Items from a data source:
════
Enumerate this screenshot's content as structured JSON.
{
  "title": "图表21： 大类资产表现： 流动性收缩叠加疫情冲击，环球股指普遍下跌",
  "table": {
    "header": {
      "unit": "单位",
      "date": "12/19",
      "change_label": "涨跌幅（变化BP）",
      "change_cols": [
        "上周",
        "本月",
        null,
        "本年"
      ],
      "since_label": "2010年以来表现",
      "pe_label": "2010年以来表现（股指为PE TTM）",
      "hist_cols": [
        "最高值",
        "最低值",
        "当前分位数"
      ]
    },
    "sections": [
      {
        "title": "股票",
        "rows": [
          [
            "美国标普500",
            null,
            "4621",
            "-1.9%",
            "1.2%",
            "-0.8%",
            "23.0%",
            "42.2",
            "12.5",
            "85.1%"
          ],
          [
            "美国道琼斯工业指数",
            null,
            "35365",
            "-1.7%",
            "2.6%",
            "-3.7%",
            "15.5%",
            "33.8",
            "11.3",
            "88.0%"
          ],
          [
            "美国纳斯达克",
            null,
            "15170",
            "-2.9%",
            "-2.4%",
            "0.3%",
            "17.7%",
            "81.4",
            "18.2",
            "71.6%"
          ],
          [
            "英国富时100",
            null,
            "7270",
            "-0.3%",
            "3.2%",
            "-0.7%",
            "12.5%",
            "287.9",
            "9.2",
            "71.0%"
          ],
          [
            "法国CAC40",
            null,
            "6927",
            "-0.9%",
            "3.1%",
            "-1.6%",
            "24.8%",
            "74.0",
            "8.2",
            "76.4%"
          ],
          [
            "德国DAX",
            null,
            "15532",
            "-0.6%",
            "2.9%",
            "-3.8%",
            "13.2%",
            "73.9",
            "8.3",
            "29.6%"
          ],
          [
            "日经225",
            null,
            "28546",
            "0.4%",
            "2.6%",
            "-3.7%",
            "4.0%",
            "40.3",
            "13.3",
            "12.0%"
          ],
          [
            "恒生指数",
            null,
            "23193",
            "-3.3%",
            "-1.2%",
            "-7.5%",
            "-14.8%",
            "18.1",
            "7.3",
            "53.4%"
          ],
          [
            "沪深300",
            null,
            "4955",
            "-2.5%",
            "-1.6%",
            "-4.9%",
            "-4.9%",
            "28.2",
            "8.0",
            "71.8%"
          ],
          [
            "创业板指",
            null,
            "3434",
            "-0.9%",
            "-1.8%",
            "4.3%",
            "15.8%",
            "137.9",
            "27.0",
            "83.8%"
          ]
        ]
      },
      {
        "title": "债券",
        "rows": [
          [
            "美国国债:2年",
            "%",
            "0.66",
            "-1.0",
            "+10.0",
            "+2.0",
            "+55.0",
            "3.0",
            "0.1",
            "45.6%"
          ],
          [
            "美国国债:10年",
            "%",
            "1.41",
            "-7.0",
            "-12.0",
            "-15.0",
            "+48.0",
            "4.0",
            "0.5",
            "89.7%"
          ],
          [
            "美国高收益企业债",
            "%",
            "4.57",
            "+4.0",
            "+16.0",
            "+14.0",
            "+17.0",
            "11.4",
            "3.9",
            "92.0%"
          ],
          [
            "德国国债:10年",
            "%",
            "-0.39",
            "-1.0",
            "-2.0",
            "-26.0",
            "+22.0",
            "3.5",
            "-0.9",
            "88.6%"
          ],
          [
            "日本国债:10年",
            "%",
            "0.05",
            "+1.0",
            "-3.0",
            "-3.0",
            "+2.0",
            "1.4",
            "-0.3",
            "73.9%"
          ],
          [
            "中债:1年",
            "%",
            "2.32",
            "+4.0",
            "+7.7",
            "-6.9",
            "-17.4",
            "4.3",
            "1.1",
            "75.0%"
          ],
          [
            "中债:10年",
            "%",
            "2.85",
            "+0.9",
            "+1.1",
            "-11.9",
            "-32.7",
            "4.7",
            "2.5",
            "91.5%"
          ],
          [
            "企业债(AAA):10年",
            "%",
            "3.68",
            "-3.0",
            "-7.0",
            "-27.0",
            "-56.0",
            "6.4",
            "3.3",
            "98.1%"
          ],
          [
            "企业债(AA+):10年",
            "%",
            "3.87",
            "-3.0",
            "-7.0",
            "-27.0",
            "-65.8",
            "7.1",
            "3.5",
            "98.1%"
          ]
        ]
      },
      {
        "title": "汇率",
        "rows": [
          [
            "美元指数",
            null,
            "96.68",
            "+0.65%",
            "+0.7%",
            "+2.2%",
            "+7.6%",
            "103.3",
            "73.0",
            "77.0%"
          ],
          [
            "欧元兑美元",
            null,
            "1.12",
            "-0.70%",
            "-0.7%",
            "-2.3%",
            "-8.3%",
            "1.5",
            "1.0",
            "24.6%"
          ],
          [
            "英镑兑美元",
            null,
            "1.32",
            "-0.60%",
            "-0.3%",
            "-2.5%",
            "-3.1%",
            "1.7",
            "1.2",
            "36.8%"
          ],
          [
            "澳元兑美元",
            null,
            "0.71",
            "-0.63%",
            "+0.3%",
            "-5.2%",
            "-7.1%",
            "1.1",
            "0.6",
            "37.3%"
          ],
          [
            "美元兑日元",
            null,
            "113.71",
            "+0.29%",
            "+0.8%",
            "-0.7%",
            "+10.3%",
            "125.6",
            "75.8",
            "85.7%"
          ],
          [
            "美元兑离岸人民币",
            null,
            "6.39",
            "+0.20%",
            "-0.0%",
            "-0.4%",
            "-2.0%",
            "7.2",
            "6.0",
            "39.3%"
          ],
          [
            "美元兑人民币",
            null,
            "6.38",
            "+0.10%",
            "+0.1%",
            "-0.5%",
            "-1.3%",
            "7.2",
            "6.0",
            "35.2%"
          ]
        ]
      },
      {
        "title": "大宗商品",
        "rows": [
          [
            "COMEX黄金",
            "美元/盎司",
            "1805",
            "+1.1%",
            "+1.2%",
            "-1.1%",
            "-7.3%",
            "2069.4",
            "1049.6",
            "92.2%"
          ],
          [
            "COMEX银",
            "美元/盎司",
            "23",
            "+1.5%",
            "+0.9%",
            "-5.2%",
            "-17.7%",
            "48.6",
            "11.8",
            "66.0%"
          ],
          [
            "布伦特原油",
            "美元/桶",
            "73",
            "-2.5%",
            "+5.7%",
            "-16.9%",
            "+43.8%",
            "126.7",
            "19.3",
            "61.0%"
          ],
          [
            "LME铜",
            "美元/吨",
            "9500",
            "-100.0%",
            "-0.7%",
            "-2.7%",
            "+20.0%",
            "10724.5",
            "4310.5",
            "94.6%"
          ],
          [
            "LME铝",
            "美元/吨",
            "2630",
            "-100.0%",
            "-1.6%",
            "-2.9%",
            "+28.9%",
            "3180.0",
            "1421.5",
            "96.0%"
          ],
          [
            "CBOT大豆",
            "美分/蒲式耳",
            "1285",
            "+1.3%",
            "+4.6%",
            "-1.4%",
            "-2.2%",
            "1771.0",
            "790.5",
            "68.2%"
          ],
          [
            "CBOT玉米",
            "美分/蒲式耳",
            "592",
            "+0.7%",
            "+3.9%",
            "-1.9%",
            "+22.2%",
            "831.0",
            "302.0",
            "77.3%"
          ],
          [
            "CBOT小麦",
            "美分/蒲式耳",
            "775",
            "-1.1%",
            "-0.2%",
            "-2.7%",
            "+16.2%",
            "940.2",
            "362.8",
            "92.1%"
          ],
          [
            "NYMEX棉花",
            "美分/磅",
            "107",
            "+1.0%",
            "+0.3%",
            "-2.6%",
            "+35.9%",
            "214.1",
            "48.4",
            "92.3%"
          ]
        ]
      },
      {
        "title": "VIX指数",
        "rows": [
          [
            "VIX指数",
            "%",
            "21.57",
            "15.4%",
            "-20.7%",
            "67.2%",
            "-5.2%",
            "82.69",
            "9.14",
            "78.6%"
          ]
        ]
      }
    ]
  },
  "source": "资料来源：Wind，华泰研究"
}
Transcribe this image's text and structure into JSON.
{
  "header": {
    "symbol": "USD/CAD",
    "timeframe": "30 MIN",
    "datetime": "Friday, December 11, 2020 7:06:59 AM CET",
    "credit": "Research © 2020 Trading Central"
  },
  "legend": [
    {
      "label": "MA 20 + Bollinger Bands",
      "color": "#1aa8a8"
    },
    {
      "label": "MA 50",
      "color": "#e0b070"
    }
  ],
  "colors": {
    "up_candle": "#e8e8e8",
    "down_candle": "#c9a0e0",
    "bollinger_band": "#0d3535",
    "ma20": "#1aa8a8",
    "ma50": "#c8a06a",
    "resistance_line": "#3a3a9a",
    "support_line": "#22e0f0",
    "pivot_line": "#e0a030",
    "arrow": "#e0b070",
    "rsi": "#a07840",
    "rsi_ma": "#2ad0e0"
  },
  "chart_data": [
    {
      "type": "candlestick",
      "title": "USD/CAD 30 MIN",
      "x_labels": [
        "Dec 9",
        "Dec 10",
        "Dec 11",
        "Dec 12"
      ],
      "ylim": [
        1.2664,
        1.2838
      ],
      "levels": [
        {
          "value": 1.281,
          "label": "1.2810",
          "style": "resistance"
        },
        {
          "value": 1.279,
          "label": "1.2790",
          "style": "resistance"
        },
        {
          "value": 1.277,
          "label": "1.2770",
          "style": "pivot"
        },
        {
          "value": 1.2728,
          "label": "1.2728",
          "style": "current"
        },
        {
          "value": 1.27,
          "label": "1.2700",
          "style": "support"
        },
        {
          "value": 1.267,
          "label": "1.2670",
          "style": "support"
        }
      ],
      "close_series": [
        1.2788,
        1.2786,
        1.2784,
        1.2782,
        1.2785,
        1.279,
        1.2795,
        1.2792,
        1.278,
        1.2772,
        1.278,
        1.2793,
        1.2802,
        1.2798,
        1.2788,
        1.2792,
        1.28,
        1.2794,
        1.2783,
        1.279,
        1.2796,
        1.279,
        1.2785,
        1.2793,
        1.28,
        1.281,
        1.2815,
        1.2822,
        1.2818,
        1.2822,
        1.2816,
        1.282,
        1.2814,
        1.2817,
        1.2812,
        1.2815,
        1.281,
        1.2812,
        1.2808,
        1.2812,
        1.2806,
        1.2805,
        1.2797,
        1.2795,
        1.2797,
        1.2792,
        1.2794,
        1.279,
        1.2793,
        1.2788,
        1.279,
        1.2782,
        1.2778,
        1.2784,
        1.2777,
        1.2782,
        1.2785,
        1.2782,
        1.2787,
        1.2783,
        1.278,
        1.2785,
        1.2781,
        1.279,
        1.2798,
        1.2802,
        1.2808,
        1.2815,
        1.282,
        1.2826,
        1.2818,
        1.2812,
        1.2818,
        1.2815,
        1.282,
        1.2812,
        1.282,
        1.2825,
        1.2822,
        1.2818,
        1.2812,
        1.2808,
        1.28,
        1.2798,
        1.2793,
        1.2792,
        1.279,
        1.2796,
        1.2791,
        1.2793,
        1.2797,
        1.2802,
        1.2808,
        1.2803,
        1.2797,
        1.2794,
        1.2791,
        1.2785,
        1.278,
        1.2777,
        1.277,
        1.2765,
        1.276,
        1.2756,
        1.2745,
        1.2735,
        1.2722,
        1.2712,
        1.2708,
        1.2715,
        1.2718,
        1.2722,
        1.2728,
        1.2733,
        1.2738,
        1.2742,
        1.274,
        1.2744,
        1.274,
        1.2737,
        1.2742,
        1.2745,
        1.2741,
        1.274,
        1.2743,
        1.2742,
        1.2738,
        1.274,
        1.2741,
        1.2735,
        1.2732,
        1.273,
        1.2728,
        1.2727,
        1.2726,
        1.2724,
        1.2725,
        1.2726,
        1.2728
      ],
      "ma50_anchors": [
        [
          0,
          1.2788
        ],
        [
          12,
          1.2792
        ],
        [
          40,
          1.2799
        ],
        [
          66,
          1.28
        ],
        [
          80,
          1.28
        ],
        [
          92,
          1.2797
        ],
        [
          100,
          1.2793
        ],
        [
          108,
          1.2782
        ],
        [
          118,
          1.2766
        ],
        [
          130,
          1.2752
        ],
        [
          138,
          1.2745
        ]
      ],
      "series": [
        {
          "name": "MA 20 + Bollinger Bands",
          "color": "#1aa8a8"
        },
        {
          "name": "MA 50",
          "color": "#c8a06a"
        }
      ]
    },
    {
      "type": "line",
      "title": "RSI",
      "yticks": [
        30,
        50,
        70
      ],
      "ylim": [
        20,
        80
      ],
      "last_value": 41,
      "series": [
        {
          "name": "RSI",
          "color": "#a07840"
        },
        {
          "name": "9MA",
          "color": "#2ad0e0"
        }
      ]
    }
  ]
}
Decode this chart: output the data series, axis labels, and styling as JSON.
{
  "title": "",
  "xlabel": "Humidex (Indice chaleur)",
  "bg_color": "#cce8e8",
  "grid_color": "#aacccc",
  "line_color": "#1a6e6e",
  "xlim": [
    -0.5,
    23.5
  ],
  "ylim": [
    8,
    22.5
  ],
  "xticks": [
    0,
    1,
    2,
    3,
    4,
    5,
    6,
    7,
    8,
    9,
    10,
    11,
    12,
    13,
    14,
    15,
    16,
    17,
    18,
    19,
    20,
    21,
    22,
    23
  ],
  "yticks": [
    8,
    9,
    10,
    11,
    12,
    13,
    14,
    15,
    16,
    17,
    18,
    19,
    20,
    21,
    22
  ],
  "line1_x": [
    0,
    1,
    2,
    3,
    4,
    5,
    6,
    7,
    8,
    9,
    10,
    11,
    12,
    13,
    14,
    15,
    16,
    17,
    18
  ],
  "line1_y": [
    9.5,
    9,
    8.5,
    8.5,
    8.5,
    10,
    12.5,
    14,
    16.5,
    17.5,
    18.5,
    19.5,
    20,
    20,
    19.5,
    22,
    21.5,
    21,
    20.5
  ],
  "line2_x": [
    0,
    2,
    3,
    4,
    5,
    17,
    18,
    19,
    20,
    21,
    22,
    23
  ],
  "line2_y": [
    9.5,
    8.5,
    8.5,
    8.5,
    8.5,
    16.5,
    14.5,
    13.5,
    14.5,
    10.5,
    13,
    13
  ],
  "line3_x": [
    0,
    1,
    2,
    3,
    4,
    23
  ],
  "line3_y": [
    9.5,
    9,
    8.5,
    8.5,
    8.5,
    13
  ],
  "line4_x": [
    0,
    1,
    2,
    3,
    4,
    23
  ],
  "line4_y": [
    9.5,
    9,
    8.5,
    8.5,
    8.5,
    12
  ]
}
════
Lines that include the word "JSON" are to be extracted from the data above.

_Answer to the task_:
Enumerate this screenshot's content as structured JSON.
Transcribe this image's text and structure into JSON.
Decode this chart: output the data series, axis labels, and styling as JSON.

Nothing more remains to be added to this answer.